-- Start --

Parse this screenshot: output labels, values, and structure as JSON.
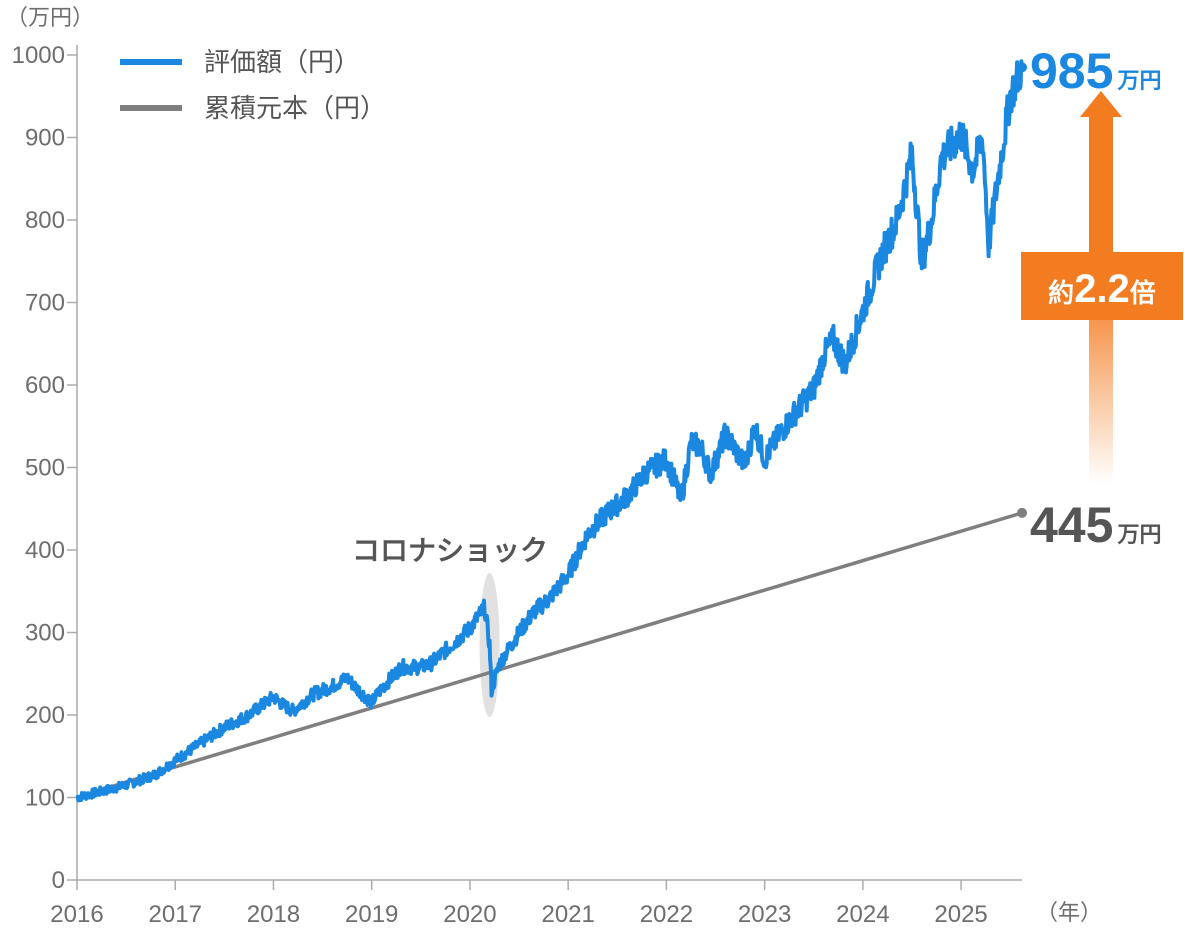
{
  "chart_data": {
    "type": "line",
    "y_unit_label": "（万円）",
    "x_unit_label": "（年）",
    "ylim": [
      0,
      1000
    ],
    "y_ticks": [
      0,
      100,
      200,
      300,
      400,
      500,
      600,
      700,
      800,
      900,
      1000
    ],
    "x_ticks": [
      "2016",
      "2017",
      "2018",
      "2019",
      "2020",
      "2021",
      "2022",
      "2023",
      "2024",
      "2025"
    ],
    "xlim": [
      2016.0,
      2025.62
    ],
    "grid": false,
    "legend_position": "top-left",
    "series": [
      {
        "name": "評価額（円）",
        "color": "#1a87e0",
        "points": [
          [
            2016.0,
            100
          ],
          [
            2016.5,
            115
          ],
          [
            2016.8,
            128
          ],
          [
            2017.0,
            145
          ],
          [
            2017.25,
            165
          ],
          [
            2017.5,
            185
          ],
          [
            2017.75,
            200
          ],
          [
            2018.0,
            222
          ],
          [
            2018.1,
            212
          ],
          [
            2018.2,
            205
          ],
          [
            2018.4,
            225
          ],
          [
            2018.6,
            235
          ],
          [
            2018.75,
            245
          ],
          [
            2018.85,
            232
          ],
          [
            2019.0,
            215
          ],
          [
            2019.1,
            232
          ],
          [
            2019.3,
            258
          ],
          [
            2019.5,
            258
          ],
          [
            2019.6,
            262
          ],
          [
            2019.75,
            278
          ],
          [
            2020.0,
            305
          ],
          [
            2020.15,
            330
          ],
          [
            2020.2,
            285
          ],
          [
            2020.22,
            230
          ],
          [
            2020.3,
            262
          ],
          [
            2020.5,
            300
          ],
          [
            2020.65,
            325
          ],
          [
            2020.8,
            340
          ],
          [
            2020.9,
            355
          ],
          [
            2021.0,
            370
          ],
          [
            2021.2,
            420
          ],
          [
            2021.4,
            445
          ],
          [
            2021.6,
            465
          ],
          [
            2021.8,
            495
          ],
          [
            2022.0,
            510
          ],
          [
            2022.1,
            478
          ],
          [
            2022.15,
            460
          ],
          [
            2022.25,
            530
          ],
          [
            2022.35,
            525
          ],
          [
            2022.45,
            492
          ],
          [
            2022.6,
            540
          ],
          [
            2022.7,
            522
          ],
          [
            2022.8,
            502
          ],
          [
            2022.9,
            550
          ],
          [
            2023.0,
            510
          ],
          [
            2023.15,
            540
          ],
          [
            2023.3,
            565
          ],
          [
            2023.5,
            595
          ],
          [
            2023.6,
            635
          ],
          [
            2023.7,
            655
          ],
          [
            2023.82,
            625
          ],
          [
            2024.0,
            690
          ],
          [
            2024.2,
            760
          ],
          [
            2024.35,
            800
          ],
          [
            2024.5,
            880
          ],
          [
            2024.6,
            748
          ],
          [
            2024.7,
            800
          ],
          [
            2024.8,
            875
          ],
          [
            2025.0,
            905
          ],
          [
            2025.12,
            860
          ],
          [
            2025.22,
            900
          ],
          [
            2025.28,
            770
          ],
          [
            2025.4,
            870
          ],
          [
            2025.5,
            950
          ],
          [
            2025.62,
            985
          ]
        ]
      },
      {
        "name": "累積元本（円）",
        "color": "#7f7f7f",
        "points": [
          [
            2016.0,
            100
          ],
          [
            2016.8,
            130
          ],
          [
            2025.62,
            445
          ]
        ]
      }
    ],
    "annotations": {
      "event_label": "コロナショック",
      "event_x": 2020.2,
      "final_value": "985",
      "final_unit": "万円",
      "principal_value": "445",
      "principal_unit": "万円",
      "ratio_prefix": "約",
      "ratio_value": "2.2",
      "ratio_suffix": "倍",
      "ratio_color": "#f37c21"
    }
  }
}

-- End --

▶ Objective: Restate the data above word for word. Skip every picture.

▶ Complete answer:
Parse this screenshot: output labels, values, and structure as JSON.
{
  "chart_data": {
    "type": "line",
    "y_unit_label": "（万円）",
    "x_unit_label": "（年）",
    "ylim": [
      0,
      1000
    ],
    "y_ticks": [
      0,
      100,
      200,
      300,
      400,
      500,
      600,
      700,
      800,
      900,
      1000
    ],
    "x_ticks": [
      "2016",
      "2017",
      "2018",
      "2019",
      "2020",
      "2021",
      "2022",
      "2023",
      "2024",
      "2025"
    ],
    "xlim": [
      2016.0,
      2025.62
    ],
    "grid": false,
    "legend_position": "top-left",
    "series": [
      {
        "name": "評価額（円）",
        "color": "#1a87e0",
        "points": [
          [
            2016.0,
            100
          ],
          [
            2016.5,
            115
          ],
          [
            2016.8,
            128
          ],
          [
            2017.0,
            145
          ],
          [
            2017.25,
            165
          ],
          [
            2017.5,
            185
          ],
          [
            2017.75,
            200
          ],
          [
            2018.0,
            222
          ],
          [
            2018.1,
            212
          ],
          [
            2018.2,
            205
          ],
          [
            2018.4,
            225
          ],
          [
            2018.6,
            235
          ],
          [
            2018.75,
            245
          ],
          [
            2018.85,
            232
          ],
          [
            2019.0,
            215
          ],
          [
            2019.1,
            232
          ],
          [
            2019.3,
            258
          ],
          [
            2019.5,
            258
          ],
          [
            2019.6,
            262
          ],
          [
            2019.75,
            278
          ],
          [
            2020.0,
            305
          ],
          [
            2020.15,
            330
          ],
          [
            2020.2,
            285
          ],
          [
            2020.22,
            230
          ],
          [
            2020.3,
            262
          ],
          [
            2020.5,
            300
          ],
          [
            2020.65,
            325
          ],
          [
            2020.8,
            340
          ],
          [
            2020.9,
            355
          ],
          [
            2021.0,
            370
          ],
          [
            2021.2,
            420
          ],
          [
            2021.4,
            445
          ],
          [
            2021.6,
            465
          ],
          [
            2021.8,
            495
          ],
          [
            2022.0,
            510
          ],
          [
            2022.1,
            478
          ],
          [
            2022.15,
            460
          ],
          [
            2022.25,
            530
          ],
          [
            2022.35,
            525
          ],
          [
            2022.45,
            492
          ],
          [
            2022.6,
            540
          ],
          [
            2022.7,
            522
          ],
          [
            2022.8,
            502
          ],
          [
            2022.9,
            550
          ],
          [
            2023.0,
            510
          ],
          [
            2023.15,
            540
          ],
          [
            2023.3,
            565
          ],
          [
            2023.5,
            595
          ],
          [
            2023.6,
            635
          ],
          [
            2023.7,
            655
          ],
          [
            2023.82,
            625
          ],
          [
            2024.0,
            690
          ],
          [
            2024.2,
            760
          ],
          [
            2024.35,
            800
          ],
          [
            2024.5,
            880
          ],
          [
            2024.6,
            748
          ],
          [
            2024.7,
            800
          ],
          [
            2024.8,
            875
          ],
          [
            2025.0,
            905
          ],
          [
            2025.12,
            860
          ],
          [
            2025.22,
            900
          ],
          [
            2025.28,
            770
          ],
          [
            2025.4,
            870
          ],
          [
            2025.5,
            950
          ],
          [
            2025.62,
            985
          ]
        ]
      },
      {
        "name": "累積元本（円）",
        "color": "#7f7f7f",
        "points": [
          [
            2016.0,
            100
          ],
          [
            2016.8,
            130
          ],
          [
            2025.62,
            445
          ]
        ]
      }
    ],
    "annotations": {
      "event_label": "コロナショック",
      "event_x": 2020.2,
      "final_value": "985",
      "final_unit": "万円",
      "principal_value": "445",
      "principal_unit": "万円",
      "ratio_prefix": "約",
      "ratio_value": "2.2",
      "ratio_suffix": "倍",
      "ratio_color": "#f37c21"
    }
  }
}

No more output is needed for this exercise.